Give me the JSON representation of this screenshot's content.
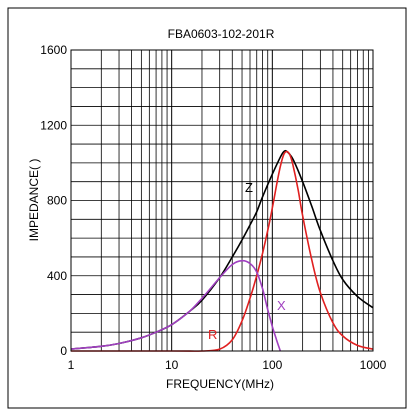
{
  "chart_data": {
    "type": "line",
    "title": "FBA0603-102-201R",
    "xlabel": "FREQUENCY(MHz)",
    "ylabel": "IMPEDANCE(  )",
    "xscale": "log",
    "xlim": [
      1,
      1000
    ],
    "ylim": [
      0,
      1600
    ],
    "x_ticks": [
      "1",
      "10",
      "100",
      "1000"
    ],
    "y_ticks": [
      "0",
      "400",
      "800",
      "1200",
      "1600"
    ],
    "grid": true,
    "colors": {
      "Z": "#000000",
      "R": "#e02020",
      "X": "#a040c0"
    },
    "series": [
      {
        "name": "Z",
        "x": [
          1,
          2,
          3,
          5,
          7,
          10,
          15,
          20,
          30,
          40,
          50,
          60,
          70,
          80,
          100,
          120,
          130,
          140,
          160,
          200,
          250,
          300,
          400,
          500,
          700,
          1000
        ],
        "y": [
          10,
          25,
          40,
          70,
          100,
          140,
          210,
          270,
          390,
          500,
          590,
          670,
          740,
          820,
          940,
          1030,
          1060,
          1060,
          1020,
          900,
          760,
          640,
          480,
          380,
          290,
          230
        ]
      },
      {
        "name": "R",
        "x": [
          1,
          10,
          20,
          30,
          40,
          50,
          60,
          70,
          80,
          90,
          100,
          110,
          120,
          130,
          140,
          150,
          160,
          180,
          200,
          250,
          300,
          400,
          500,
          700,
          1000
        ],
        "y": [
          0,
          0,
          0,
          10,
          60,
          160,
          280,
          400,
          520,
          640,
          760,
          880,
          980,
          1045,
          1060,
          1040,
          990,
          860,
          720,
          470,
          310,
          150,
          80,
          30,
          10
        ]
      },
      {
        "name": "X",
        "x": [
          1,
          2,
          3,
          5,
          7,
          10,
          15,
          20,
          25,
          30,
          40,
          50,
          60,
          70,
          80,
          90,
          100,
          110,
          120
        ],
        "y": [
          10,
          25,
          40,
          70,
          100,
          140,
          210,
          280,
          340,
          390,
          460,
          480,
          465,
          420,
          330,
          220,
          130,
          60,
          0
        ]
      }
    ]
  }
}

◆ ◆ ◆

Exercise directions: Extract the full listing above verbatim; pictures are to be left out of the copy.

Solution to this exercise:
Give me the JSON representation of this screenshot's content.
{
  "chart_data": {
    "type": "line",
    "title": "FBA0603-102-201R",
    "xlabel": "FREQUENCY(MHz)",
    "ylabel": "IMPEDANCE(  )",
    "xscale": "log",
    "xlim": [
      1,
      1000
    ],
    "ylim": [
      0,
      1600
    ],
    "x_ticks": [
      "1",
      "10",
      "100",
      "1000"
    ],
    "y_ticks": [
      "0",
      "400",
      "800",
      "1200",
      "1600"
    ],
    "grid": true,
    "colors": {
      "Z": "#000000",
      "R": "#e02020",
      "X": "#a040c0"
    },
    "series": [
      {
        "name": "Z",
        "x": [
          1,
          2,
          3,
          5,
          7,
          10,
          15,
          20,
          30,
          40,
          50,
          60,
          70,
          80,
          100,
          120,
          130,
          140,
          160,
          200,
          250,
          300,
          400,
          500,
          700,
          1000
        ],
        "y": [
          10,
          25,
          40,
          70,
          100,
          140,
          210,
          270,
          390,
          500,
          590,
          670,
          740,
          820,
          940,
          1030,
          1060,
          1060,
          1020,
          900,
          760,
          640,
          480,
          380,
          290,
          230
        ]
      },
      {
        "name": "R",
        "x": [
          1,
          10,
          20,
          30,
          40,
          50,
          60,
          70,
          80,
          90,
          100,
          110,
          120,
          130,
          140,
          150,
          160,
          180,
          200,
          250,
          300,
          400,
          500,
          700,
          1000
        ],
        "y": [
          0,
          0,
          0,
          10,
          60,
          160,
          280,
          400,
          520,
          640,
          760,
          880,
          980,
          1045,
          1060,
          1040,
          990,
          860,
          720,
          470,
          310,
          150,
          80,
          30,
          10
        ]
      },
      {
        "name": "X",
        "x": [
          1,
          2,
          3,
          5,
          7,
          10,
          15,
          20,
          25,
          30,
          40,
          50,
          60,
          70,
          80,
          90,
          100,
          110,
          120
        ],
        "y": [
          10,
          25,
          40,
          70,
          100,
          140,
          210,
          280,
          340,
          390,
          460,
          480,
          465,
          420,
          330,
          220,
          130,
          60,
          0
        ]
      }
    ]
  }
}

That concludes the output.